> **Supplied material**
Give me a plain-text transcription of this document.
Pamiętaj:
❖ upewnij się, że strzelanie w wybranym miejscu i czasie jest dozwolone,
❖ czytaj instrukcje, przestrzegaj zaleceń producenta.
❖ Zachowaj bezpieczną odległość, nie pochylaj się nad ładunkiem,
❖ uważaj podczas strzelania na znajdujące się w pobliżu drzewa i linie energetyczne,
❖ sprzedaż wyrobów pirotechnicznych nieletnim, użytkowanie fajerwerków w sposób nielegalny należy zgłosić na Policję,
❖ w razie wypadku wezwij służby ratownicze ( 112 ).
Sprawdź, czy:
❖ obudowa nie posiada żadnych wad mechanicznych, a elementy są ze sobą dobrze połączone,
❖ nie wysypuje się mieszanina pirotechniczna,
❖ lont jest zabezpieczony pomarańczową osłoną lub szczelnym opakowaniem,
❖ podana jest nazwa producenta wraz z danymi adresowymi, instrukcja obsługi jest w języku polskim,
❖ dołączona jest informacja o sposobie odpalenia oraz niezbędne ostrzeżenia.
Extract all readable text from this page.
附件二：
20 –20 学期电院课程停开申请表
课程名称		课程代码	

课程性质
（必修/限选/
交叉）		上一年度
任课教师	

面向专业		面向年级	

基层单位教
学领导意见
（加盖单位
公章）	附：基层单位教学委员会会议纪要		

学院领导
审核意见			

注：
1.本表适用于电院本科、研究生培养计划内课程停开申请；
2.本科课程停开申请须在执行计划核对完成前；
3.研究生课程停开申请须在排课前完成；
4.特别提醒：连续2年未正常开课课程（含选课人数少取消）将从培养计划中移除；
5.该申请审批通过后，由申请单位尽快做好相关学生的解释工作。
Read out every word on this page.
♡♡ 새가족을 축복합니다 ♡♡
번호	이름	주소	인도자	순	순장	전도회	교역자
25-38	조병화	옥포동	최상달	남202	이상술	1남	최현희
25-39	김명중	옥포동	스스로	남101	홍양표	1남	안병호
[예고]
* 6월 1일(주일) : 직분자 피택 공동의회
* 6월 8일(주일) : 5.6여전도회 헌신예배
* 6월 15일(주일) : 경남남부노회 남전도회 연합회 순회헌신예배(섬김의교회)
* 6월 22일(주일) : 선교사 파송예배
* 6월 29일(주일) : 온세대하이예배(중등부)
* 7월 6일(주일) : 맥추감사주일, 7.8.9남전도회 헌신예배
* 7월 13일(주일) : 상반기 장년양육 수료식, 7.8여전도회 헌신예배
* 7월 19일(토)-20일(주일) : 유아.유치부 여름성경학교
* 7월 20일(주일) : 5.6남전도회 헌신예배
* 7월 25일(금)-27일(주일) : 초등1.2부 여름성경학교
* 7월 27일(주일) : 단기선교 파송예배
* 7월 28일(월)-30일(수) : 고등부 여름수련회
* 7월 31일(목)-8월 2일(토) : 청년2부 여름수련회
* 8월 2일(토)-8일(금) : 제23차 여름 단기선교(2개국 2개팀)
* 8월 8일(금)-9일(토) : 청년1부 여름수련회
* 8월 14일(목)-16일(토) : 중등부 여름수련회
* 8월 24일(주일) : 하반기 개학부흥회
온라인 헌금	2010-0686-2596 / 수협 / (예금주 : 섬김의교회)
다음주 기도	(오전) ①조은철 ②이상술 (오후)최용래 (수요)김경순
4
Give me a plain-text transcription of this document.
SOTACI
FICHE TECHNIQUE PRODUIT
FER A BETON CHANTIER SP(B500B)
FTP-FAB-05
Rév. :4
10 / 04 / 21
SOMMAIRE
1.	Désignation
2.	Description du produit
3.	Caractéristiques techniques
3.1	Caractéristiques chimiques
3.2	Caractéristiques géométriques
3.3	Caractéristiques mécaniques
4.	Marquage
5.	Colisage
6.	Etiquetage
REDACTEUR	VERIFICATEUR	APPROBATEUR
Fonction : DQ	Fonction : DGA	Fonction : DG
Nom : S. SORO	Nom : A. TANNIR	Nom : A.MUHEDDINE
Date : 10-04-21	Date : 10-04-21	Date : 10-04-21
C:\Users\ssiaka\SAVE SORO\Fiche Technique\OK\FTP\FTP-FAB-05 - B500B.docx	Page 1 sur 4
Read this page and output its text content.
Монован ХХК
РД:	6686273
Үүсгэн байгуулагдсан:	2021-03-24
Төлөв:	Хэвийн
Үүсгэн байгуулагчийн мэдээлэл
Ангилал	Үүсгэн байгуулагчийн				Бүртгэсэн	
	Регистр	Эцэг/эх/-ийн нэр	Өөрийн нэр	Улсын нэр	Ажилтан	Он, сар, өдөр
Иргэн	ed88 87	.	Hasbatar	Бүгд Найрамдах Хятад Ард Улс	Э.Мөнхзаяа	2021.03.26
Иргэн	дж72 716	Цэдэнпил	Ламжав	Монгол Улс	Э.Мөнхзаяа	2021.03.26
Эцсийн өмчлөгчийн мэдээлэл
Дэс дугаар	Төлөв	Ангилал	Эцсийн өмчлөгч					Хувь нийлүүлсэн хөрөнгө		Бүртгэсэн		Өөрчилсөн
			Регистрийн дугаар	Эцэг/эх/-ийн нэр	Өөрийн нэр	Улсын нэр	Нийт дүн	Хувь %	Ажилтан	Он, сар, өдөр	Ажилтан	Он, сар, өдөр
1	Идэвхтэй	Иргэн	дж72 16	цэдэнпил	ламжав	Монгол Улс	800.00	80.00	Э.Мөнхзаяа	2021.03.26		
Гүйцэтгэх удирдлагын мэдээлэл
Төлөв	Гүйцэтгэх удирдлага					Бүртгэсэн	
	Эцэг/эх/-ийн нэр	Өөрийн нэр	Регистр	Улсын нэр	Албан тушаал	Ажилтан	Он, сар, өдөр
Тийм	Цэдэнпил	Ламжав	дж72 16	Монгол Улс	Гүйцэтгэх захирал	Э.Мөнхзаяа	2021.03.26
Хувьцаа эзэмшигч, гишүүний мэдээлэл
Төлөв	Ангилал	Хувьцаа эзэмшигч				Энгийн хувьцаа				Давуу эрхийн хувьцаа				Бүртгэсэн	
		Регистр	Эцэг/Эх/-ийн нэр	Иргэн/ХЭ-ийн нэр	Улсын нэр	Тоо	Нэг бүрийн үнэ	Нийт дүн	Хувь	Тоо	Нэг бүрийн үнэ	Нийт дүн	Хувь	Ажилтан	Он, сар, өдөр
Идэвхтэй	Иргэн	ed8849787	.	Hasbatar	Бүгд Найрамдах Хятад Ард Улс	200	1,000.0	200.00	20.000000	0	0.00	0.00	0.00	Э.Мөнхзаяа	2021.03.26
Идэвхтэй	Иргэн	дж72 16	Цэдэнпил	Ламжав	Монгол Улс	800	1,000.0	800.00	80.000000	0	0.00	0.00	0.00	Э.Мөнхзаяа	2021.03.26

> **Task objective**
Within the listing above, find every line containing the string "this" and return it.

> **Task answer**
Give me a plain-text transcription of this document.
Extract all readable text from this page.
Read out every word on this page.
Give me a plain-text transcription of this document.
Read this page and output its text content.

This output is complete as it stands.